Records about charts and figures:
=-=-=-=-=

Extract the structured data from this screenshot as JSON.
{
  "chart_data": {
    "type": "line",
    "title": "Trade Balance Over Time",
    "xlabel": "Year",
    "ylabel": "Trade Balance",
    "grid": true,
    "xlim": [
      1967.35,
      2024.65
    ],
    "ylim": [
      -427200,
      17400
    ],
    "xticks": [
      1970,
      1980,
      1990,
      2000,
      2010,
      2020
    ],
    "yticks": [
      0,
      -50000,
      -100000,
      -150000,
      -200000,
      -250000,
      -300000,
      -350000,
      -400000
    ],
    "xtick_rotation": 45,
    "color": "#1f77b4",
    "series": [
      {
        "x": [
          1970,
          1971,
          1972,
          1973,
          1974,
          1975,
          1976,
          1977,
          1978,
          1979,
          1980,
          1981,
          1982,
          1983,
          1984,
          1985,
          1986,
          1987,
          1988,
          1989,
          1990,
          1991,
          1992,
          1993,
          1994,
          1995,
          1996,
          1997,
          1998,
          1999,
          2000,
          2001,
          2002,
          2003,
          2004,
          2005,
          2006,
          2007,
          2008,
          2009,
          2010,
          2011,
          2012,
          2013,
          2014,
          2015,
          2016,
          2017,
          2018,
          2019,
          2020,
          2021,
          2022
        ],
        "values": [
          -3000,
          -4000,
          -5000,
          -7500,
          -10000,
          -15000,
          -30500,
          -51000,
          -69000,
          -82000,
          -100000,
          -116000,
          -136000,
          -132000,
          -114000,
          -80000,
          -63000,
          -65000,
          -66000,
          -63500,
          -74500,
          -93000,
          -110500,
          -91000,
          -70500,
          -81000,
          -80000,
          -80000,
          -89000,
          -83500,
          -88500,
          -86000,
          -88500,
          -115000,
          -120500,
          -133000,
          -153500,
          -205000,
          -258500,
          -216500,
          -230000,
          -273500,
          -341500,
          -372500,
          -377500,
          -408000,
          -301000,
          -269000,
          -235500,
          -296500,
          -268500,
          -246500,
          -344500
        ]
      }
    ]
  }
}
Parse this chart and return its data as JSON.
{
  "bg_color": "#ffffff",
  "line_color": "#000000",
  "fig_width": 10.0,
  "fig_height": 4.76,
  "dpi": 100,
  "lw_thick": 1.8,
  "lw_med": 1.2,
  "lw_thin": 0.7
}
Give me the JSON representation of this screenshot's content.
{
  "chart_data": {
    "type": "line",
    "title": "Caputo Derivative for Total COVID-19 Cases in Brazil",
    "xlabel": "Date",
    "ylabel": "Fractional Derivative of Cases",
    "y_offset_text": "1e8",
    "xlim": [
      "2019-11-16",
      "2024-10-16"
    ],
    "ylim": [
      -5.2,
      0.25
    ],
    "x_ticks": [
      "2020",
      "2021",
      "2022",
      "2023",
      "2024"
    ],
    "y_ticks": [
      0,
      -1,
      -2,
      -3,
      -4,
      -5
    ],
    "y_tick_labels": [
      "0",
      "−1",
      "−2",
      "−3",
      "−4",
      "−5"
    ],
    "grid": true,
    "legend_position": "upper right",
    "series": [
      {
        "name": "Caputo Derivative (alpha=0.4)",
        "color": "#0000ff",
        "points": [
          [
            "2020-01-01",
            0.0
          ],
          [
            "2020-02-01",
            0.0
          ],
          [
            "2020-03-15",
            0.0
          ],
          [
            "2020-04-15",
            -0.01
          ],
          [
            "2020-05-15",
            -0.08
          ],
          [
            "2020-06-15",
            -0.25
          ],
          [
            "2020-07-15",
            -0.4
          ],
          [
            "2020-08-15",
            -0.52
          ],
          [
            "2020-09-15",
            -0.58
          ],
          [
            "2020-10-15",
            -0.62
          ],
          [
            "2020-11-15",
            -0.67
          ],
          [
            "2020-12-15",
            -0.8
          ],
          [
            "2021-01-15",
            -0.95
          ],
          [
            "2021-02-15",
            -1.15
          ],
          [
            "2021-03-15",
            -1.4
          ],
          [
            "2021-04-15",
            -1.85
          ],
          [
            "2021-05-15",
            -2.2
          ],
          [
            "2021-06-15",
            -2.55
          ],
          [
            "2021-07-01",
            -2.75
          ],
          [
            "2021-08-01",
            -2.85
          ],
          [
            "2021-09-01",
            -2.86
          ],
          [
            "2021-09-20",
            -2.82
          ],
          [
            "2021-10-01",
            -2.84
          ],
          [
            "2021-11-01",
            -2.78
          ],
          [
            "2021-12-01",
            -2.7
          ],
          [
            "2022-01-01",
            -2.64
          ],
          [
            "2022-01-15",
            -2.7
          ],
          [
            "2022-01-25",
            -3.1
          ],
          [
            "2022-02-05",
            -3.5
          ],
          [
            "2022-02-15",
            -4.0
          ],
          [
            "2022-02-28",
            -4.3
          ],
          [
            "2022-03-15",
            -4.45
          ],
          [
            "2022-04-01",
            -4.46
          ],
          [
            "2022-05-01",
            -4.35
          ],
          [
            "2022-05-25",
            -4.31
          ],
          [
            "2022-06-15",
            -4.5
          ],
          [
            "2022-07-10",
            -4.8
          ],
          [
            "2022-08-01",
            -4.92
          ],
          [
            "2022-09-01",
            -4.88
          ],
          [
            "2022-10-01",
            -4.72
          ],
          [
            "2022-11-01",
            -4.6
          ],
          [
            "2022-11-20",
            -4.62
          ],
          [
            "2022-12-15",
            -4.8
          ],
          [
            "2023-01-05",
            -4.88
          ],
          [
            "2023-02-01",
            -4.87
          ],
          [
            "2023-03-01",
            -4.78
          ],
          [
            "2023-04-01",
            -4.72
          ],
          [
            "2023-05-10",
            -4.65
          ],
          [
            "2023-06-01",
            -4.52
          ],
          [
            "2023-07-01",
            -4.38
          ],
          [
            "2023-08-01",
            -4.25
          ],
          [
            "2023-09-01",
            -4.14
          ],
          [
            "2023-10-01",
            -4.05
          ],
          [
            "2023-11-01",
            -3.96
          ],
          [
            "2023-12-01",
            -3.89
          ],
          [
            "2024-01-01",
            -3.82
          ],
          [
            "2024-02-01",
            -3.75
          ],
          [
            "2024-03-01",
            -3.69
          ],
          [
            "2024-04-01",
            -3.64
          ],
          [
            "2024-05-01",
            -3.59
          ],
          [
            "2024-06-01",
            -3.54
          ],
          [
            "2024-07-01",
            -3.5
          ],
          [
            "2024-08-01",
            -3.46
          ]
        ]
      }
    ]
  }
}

=-=-=-=-=

# What to produce
From the records above, how many lines include the word "screenshot"? Only the number is wanted.

# Response
2